Wherever a line holds the string "bottom", copy that line.

Start of Records for this exercise

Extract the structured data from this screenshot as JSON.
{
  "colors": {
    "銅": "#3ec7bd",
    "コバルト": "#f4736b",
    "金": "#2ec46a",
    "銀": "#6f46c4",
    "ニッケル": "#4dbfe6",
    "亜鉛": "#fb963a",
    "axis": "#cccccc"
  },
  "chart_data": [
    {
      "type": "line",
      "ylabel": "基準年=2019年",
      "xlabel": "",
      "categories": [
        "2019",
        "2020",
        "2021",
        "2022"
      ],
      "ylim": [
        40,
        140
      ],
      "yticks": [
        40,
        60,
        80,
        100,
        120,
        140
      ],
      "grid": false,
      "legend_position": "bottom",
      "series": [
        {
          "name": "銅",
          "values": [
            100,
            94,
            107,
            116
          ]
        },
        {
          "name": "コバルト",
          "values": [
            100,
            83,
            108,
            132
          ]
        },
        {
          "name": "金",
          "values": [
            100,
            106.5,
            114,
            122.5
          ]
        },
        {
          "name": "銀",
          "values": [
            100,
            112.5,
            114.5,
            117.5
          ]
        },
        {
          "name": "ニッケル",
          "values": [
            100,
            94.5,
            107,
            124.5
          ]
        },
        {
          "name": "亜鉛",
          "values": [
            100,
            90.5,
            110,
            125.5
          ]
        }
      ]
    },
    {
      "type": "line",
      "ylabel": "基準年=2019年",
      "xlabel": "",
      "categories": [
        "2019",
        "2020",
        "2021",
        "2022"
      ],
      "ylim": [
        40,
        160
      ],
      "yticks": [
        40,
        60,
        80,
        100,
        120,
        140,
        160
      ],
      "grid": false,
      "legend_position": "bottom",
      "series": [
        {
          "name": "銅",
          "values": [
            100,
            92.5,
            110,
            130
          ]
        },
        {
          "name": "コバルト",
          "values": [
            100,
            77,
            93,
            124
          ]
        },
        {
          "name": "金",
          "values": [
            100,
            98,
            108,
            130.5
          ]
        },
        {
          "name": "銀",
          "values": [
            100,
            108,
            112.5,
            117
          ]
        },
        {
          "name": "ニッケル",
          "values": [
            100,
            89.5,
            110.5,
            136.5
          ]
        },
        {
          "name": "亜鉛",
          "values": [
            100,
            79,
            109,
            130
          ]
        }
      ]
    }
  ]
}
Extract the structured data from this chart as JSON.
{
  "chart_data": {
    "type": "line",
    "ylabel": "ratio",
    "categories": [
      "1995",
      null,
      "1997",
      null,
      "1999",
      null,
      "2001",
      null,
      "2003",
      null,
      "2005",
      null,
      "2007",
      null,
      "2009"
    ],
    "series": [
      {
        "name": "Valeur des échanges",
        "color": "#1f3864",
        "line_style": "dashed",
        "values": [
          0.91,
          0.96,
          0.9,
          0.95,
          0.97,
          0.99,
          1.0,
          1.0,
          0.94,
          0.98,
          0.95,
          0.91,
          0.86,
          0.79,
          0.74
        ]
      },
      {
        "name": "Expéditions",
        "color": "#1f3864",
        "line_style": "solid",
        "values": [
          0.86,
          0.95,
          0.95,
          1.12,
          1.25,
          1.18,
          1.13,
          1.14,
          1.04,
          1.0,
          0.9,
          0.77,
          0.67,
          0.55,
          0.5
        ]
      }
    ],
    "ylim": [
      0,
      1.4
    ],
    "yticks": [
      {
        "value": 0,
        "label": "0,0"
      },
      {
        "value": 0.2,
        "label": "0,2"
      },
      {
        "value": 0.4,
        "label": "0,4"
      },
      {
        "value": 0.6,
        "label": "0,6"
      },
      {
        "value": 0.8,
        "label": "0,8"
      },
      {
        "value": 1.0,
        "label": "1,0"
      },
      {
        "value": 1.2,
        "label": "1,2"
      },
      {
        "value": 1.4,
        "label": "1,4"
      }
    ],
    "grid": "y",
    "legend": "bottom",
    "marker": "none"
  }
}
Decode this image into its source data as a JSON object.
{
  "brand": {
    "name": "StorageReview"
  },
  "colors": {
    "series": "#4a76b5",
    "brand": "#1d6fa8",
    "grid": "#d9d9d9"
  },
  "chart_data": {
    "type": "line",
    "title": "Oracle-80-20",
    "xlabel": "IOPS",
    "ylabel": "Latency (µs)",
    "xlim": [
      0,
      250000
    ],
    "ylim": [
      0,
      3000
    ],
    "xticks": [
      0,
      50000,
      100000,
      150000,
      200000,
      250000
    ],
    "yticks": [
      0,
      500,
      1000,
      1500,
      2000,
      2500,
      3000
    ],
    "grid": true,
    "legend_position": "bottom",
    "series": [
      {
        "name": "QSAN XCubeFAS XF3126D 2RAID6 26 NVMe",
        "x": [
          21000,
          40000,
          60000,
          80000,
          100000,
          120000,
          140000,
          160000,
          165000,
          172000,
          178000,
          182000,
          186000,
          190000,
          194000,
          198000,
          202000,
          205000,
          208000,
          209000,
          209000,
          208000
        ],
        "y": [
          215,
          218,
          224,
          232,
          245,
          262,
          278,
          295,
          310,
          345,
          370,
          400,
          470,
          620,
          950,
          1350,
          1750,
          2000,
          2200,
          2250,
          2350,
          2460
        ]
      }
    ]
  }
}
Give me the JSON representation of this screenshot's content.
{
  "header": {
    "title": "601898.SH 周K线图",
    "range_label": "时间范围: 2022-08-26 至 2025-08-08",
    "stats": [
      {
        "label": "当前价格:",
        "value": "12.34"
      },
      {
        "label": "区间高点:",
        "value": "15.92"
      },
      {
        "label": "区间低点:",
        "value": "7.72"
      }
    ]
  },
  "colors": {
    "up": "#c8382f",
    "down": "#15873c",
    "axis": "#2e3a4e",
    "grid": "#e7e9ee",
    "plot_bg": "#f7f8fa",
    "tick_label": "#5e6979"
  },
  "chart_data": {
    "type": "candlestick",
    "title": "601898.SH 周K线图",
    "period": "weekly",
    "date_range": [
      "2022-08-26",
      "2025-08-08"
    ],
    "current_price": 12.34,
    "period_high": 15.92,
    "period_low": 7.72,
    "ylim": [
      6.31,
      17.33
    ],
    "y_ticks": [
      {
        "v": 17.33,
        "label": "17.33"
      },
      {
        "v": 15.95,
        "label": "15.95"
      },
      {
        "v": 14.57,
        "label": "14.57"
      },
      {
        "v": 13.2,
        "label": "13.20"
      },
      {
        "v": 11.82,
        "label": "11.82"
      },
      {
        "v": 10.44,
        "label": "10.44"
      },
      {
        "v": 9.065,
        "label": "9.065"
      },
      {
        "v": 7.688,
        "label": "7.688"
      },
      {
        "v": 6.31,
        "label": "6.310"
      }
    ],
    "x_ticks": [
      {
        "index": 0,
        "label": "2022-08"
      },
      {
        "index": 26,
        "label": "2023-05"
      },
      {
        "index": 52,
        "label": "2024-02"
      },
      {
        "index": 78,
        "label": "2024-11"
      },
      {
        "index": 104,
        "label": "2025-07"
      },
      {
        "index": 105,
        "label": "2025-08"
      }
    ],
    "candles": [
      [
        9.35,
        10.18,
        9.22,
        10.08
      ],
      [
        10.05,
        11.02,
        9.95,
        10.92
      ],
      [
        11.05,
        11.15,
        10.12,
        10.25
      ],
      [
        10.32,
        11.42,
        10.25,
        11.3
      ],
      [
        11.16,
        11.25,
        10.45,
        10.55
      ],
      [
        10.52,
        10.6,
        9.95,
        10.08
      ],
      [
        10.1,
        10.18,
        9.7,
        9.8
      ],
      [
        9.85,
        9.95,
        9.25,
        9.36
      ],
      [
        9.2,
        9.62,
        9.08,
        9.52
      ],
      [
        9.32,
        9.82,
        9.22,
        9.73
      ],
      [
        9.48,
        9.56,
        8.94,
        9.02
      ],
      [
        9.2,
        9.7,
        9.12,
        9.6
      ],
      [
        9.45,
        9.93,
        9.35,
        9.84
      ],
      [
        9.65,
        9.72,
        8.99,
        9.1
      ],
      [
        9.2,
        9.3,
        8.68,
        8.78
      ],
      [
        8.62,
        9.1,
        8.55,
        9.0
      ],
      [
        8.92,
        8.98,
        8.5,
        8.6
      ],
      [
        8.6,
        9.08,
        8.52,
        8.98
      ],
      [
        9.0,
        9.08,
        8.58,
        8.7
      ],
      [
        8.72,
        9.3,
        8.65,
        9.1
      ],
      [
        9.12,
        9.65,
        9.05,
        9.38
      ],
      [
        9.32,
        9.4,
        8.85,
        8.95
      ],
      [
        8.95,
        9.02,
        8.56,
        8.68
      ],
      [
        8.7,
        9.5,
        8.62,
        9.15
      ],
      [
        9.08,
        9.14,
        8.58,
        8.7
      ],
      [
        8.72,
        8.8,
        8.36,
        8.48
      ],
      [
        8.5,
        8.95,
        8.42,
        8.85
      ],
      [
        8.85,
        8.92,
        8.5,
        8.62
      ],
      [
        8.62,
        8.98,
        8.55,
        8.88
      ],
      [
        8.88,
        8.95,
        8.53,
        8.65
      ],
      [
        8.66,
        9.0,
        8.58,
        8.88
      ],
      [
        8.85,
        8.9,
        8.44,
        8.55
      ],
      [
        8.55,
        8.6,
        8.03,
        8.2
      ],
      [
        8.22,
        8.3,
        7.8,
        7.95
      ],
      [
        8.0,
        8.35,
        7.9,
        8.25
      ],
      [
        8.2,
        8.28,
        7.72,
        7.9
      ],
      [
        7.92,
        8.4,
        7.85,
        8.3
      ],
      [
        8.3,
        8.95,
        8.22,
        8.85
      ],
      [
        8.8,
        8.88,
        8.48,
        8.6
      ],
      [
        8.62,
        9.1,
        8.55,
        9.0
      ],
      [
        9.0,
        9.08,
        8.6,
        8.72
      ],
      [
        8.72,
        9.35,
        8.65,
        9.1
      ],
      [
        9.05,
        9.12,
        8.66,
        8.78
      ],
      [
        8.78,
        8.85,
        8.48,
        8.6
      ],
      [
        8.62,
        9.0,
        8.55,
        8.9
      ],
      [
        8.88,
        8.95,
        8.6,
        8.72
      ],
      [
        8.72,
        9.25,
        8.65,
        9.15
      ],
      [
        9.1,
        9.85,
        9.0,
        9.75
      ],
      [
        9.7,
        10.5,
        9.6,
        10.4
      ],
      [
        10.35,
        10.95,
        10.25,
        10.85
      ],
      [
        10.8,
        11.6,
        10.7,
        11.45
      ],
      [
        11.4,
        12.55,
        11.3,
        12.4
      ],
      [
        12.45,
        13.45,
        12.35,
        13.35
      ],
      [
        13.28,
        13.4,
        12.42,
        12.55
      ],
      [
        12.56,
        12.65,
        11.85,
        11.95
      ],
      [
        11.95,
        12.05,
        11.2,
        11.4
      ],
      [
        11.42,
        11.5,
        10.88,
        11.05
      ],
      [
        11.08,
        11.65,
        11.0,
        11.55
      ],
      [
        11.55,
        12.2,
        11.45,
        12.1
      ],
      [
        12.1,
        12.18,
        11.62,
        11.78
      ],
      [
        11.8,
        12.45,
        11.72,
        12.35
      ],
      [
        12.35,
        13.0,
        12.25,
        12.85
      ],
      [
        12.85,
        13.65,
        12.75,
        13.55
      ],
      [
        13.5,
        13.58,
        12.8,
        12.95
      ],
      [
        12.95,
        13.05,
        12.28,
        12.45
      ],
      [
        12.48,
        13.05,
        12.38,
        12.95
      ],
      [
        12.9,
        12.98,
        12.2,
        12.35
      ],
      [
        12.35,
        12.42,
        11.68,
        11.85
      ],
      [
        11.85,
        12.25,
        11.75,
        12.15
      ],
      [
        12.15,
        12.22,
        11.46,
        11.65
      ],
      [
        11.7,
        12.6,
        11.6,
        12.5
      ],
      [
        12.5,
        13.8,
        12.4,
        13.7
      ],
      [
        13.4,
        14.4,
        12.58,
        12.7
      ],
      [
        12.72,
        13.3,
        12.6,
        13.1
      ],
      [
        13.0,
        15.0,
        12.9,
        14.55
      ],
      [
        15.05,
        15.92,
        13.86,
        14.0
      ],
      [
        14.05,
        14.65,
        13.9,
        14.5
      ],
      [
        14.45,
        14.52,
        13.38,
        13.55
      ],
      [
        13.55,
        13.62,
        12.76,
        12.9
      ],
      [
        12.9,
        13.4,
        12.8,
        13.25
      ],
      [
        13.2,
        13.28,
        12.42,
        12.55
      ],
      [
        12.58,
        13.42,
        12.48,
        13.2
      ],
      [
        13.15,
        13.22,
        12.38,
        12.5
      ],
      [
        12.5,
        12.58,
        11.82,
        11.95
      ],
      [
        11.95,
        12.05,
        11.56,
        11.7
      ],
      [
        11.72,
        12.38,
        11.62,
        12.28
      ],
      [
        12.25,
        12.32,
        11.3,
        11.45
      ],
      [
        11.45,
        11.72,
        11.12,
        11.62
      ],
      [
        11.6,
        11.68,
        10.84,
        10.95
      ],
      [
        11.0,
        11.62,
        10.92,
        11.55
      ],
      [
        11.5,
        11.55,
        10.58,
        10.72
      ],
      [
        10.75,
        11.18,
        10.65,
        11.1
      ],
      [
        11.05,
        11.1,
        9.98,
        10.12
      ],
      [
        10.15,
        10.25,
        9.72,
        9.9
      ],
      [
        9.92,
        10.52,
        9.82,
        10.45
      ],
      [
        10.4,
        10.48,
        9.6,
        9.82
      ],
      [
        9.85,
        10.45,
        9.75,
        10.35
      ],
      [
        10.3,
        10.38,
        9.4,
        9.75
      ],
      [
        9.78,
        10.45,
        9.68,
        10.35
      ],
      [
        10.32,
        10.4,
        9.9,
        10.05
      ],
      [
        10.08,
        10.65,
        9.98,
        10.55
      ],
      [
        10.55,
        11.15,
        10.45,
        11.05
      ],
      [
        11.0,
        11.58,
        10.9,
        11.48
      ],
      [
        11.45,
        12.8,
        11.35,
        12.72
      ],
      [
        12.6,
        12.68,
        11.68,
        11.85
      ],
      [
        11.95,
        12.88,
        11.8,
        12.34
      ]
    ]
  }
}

End of Records for this exercise

Task output:
      "legend_position": "bottom",
      "legend_position": "bottom",
    "legend": "bottom",
    "legend_position": "bottom",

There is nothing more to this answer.